-- Data for this task start --

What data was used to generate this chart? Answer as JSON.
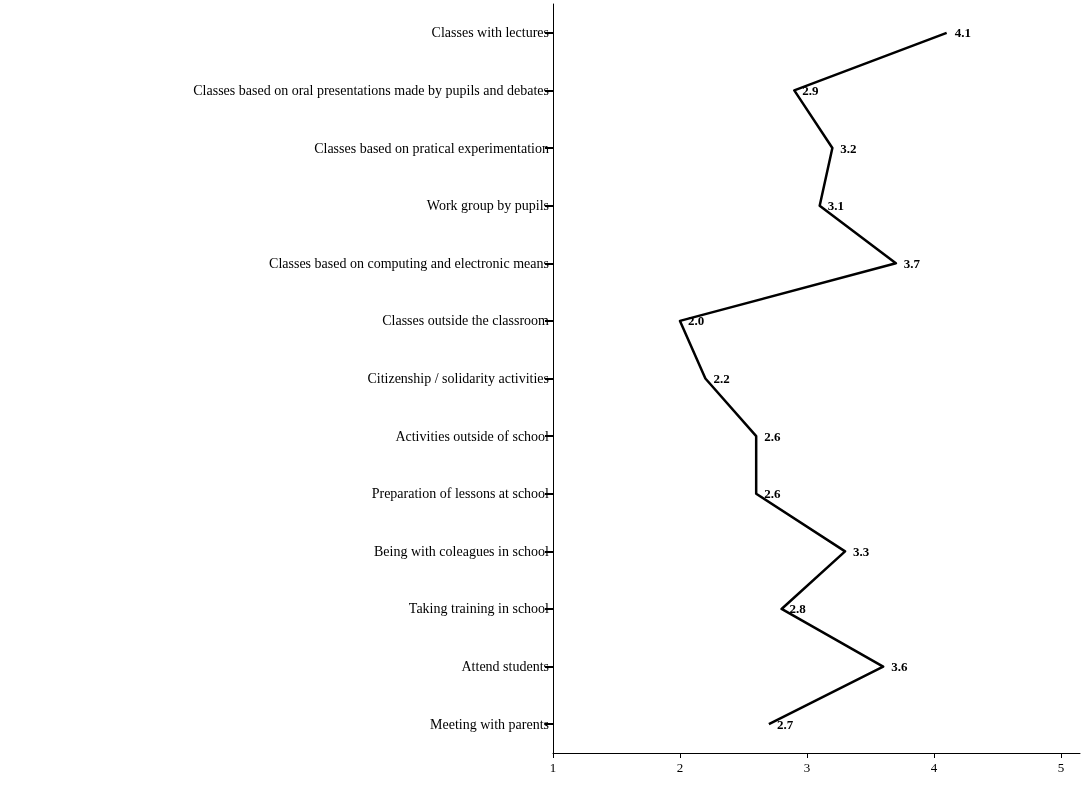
{
  "chart_data": {
    "type": "line",
    "orientation": "horizontal",
    "categories": [
      "Classes with lectures",
      "Classes based on oral presentations made by pupils and debates",
      "Classes based on pratical experimentation",
      "Work group by pupils",
      "Classes based on computing and electronic means",
      "Classes outside the classroom",
      "Citizenship / solidarity activities",
      "Activities outside of school",
      "Preparation of lessons at school",
      "Being with coleagues in school",
      "Taking training in school",
      "Attend students",
      "Meeting with parents"
    ],
    "series": [
      {
        "color": "#000000",
        "values": [
          4.1,
          2.9,
          3.2,
          3.1,
          3.7,
          2.0,
          2.2,
          2.6,
          2.6,
          3.3,
          2.8,
          3.6,
          2.7
        ],
        "value_labels": [
          "4.1",
          "2.9",
          "3.2",
          "3.1",
          "3.7",
          "2.0",
          "2.2",
          "2.6",
          "2.6",
          "3.3",
          "2.8",
          "3.6",
          "2.7"
        ]
      }
    ],
    "xlim": [
      1,
      5.15
    ],
    "xticks": [
      1,
      2,
      3,
      4,
      5
    ],
    "grid": false,
    "marker": "none",
    "line_style": "solid"
  }
}
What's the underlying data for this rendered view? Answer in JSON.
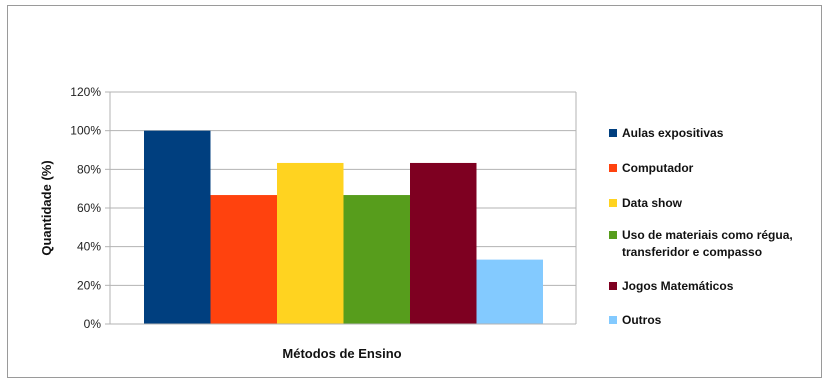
{
  "chart_data": {
    "type": "bar",
    "title": "",
    "xlabel": "Métodos de Ensino",
    "ylabel": "Quantidade (%)",
    "ylim": [
      0,
      120
    ],
    "y_ticks": [
      0,
      20,
      40,
      60,
      80,
      100,
      120
    ],
    "y_tick_labels": [
      "0%",
      "20%",
      "40%",
      "60%",
      "80%",
      "100%",
      "120%"
    ],
    "grid": true,
    "legend_position": "right",
    "series": [
      {
        "name": "Aulas expositivas",
        "value": 100,
        "color": "#003f7f"
      },
      {
        "name": "Computador",
        "value": 66.7,
        "color": "#ff420e"
      },
      {
        "name": "Data show",
        "value": 83.3,
        "color": "#ffd320"
      },
      {
        "name": "Uso de materiais como régua, transferidor e compasso",
        "value": 66.7,
        "color": "#579d1c"
      },
      {
        "name": "Jogos Matemáticos",
        "value": 83.3,
        "color": "#7e0021"
      },
      {
        "name": "Outros",
        "value": 33.3,
        "color": "#83caff"
      }
    ],
    "legend_lines": [
      [
        "Aulas expositivas"
      ],
      [
        "Computador"
      ],
      [
        "Data show"
      ],
      [
        "Uso de materiais como régua,",
        "transferidor e compasso"
      ],
      [
        "Jogos Matemáticos"
      ],
      [
        "Outros"
      ]
    ]
  }
}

-- Data for this task end --

◆ Problem details ◆
All the material shown above is to be copied exactly, with no pictures carried over.

◆ Complete response ◆
What data was used to generate this chart? Answer as JSON.
{
  "chart_data": {
    "type": "line",
    "orientation": "horizontal",
    "categories": [
      "Classes with lectures",
      "Classes based on oral presentations made by pupils and debates",
      "Classes based on pratical experimentation",
      "Work group by pupils",
      "Classes based on computing and electronic means",
      "Classes outside the classroom",
      "Citizenship / solidarity activities",
      "Activities outside of school",
      "Preparation of lessons at school",
      "Being with coleagues in school",
      "Taking training in school",
      "Attend students",
      "Meeting with parents"
    ],
    "series": [
      {
        "color": "#000000",
        "values": [
          4.1,
          2.9,
          3.2,
          3.1,
          3.7,
          2.0,
          2.2,
          2.6,
          2.6,
          3.3,
          2.8,
          3.6,
          2.7
        ],
        "value_labels": [
          "4.1",
          "2.9",
          "3.2",
          "3.1",
          "3.7",
          "2.0",
          "2.2",
          "2.6",
          "2.6",
          "3.3",
          "2.8",
          "3.6",
          "2.7"
        ]
      }
    ],
    "xlim": [
      1,
      5.15
    ],
    "xticks": [
      1,
      2,
      3,
      4,
      5
    ],
    "grid": false,
    "marker": "none",
    "line_style": "solid"
  }
}
What's the underlying data for this rendered view? Answer in JSON.
{
  "chart_data": {
    "type": "bar",
    "title": "",
    "xlabel": "Métodos de Ensino",
    "ylabel": "Quantidade (%)",
    "ylim": [
      0,
      120
    ],
    "y_ticks": [
      0,
      20,
      40,
      60,
      80,
      100,
      120
    ],
    "y_tick_labels": [
      "0%",
      "20%",
      "40%",
      "60%",
      "80%",
      "100%",
      "120%"
    ],
    "grid": true,
    "legend_position": "right",
    "series": [
      {
        "name": "Aulas expositivas",
        "value": 100,
        "color": "#003f7f"
      },
      {
        "name": "Computador",
        "value": 66.7,
        "color": "#ff420e"
      },
      {
        "name": "Data show",
        "value": 83.3,
        "color": "#ffd320"
      },
      {
        "name": "Uso de materiais como régua, transferidor e compasso",
        "value": 66.7,
        "color": "#579d1c"
      },
      {
        "name": "Jogos Matemáticos",
        "value": 83.3,
        "color": "#7e0021"
      },
      {
        "name": "Outros",
        "value": 33.3,
        "color": "#83caff"
      }
    ],
    "legend_lines": [
      [
        "Aulas expositivas"
      ],
      [
        "Computador"
      ],
      [
        "Data show"
      ],
      [
        "Uso de materiais como régua,",
        "transferidor e compasso"
      ],
      [
        "Jogos Matemáticos"
      ],
      [
        "Outros"
      ]
    ]
  }
}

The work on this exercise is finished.